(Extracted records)
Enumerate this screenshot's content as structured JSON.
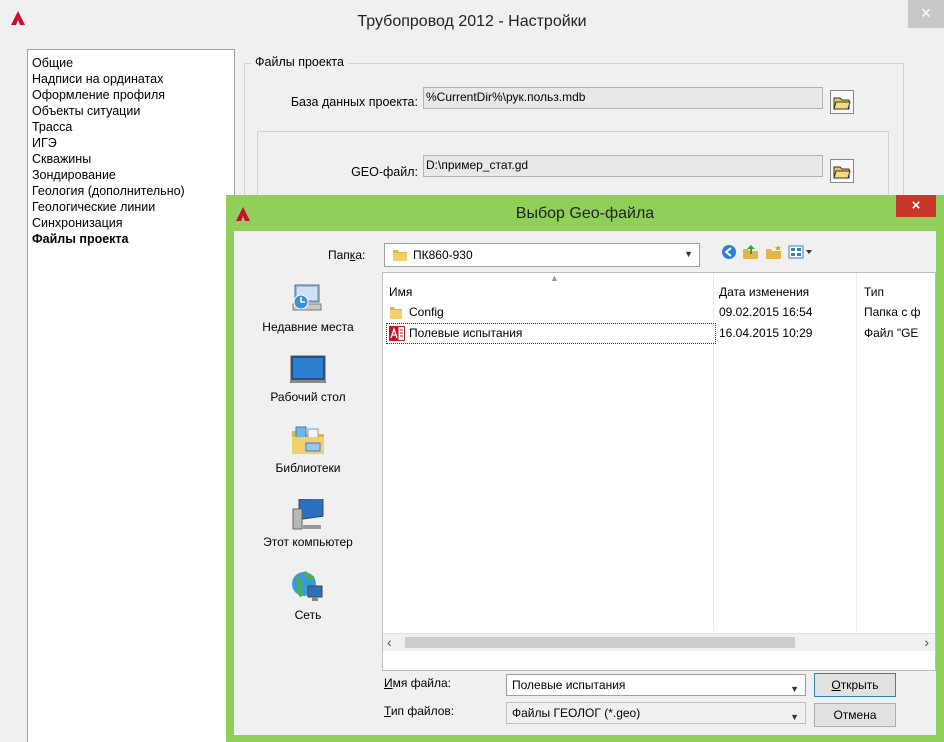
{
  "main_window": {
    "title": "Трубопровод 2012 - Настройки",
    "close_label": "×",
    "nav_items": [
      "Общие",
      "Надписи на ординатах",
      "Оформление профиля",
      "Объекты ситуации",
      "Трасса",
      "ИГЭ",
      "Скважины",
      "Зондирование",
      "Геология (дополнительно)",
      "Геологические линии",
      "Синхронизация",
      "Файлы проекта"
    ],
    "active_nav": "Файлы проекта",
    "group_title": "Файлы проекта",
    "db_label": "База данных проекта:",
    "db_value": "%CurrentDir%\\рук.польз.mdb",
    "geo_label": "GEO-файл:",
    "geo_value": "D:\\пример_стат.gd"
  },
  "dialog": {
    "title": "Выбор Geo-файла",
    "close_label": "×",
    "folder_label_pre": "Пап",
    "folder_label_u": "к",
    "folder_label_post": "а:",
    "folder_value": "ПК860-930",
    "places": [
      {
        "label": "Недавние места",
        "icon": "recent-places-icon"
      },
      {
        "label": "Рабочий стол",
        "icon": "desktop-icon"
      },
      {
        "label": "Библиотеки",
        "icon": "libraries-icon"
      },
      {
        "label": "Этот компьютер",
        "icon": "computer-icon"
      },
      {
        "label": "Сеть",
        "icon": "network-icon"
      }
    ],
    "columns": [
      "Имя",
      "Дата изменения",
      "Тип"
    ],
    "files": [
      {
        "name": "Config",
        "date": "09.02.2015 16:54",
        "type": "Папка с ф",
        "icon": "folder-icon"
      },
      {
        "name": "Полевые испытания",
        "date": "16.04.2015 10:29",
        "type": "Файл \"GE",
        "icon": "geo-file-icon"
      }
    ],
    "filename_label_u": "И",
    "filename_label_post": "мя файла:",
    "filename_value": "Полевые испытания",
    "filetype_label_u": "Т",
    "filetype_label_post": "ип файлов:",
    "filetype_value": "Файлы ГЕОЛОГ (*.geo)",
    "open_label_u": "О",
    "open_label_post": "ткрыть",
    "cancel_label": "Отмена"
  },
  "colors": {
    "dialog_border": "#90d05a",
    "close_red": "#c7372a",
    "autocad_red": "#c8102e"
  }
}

◆ EXERCISE PROMPT
Every record above should be written out again exactly; the pictures stay out of the copy.

◆ REPLY TO THE TASK
Enumerate this screenshot's content as structured JSON.
{
  "main_window": {
    "title": "Трубопровод 2012 - Настройки",
    "close_label": "×",
    "nav_items": [
      "Общие",
      "Надписи на ординатах",
      "Оформление профиля",
      "Объекты ситуации",
      "Трасса",
      "ИГЭ",
      "Скважины",
      "Зондирование",
      "Геология (дополнительно)",
      "Геологические линии",
      "Синхронизация",
      "Файлы проекта"
    ],
    "active_nav": "Файлы проекта",
    "group_title": "Файлы проекта",
    "db_label": "База данных проекта:",
    "db_value": "%CurrentDir%\\рук.польз.mdb",
    "geo_label": "GEO-файл:",
    "geo_value": "D:\\пример_стат.gd"
  },
  "dialog": {
    "title": "Выбор Geo-файла",
    "close_label": "×",
    "folder_label_pre": "Пап",
    "folder_label_u": "к",
    "folder_label_post": "а:",
    "folder_value": "ПК860-930",
    "places": [
      {
        "label": "Недавние места",
        "icon": "recent-places-icon"
      },
      {
        "label": "Рабочий стол",
        "icon": "desktop-icon"
      },
      {
        "label": "Библиотеки",
        "icon": "libraries-icon"
      },
      {
        "label": "Этот компьютер",
        "icon": "computer-icon"
      },
      {
        "label": "Сеть",
        "icon": "network-icon"
      }
    ],
    "columns": [
      "Имя",
      "Дата изменения",
      "Тип"
    ],
    "files": [
      {
        "name": "Config",
        "date": "09.02.2015 16:54",
        "type": "Папка с ф",
        "icon": "folder-icon"
      },
      {
        "name": "Полевые испытания",
        "date": "16.04.2015 10:29",
        "type": "Файл \"GE",
        "icon": "geo-file-icon"
      }
    ],
    "filename_label_u": "И",
    "filename_label_post": "мя файла:",
    "filename_value": "Полевые испытания",
    "filetype_label_u": "Т",
    "filetype_label_post": "ип файлов:",
    "filetype_value": "Файлы ГЕОЛОГ (*.geo)",
    "open_label_u": "О",
    "open_label_post": "ткрыть",
    "cancel_label": "Отмена"
  },
  "colors": {
    "dialog_border": "#90d05a",
    "close_red": "#c7372a",
    "autocad_red": "#c8102e"
  }
}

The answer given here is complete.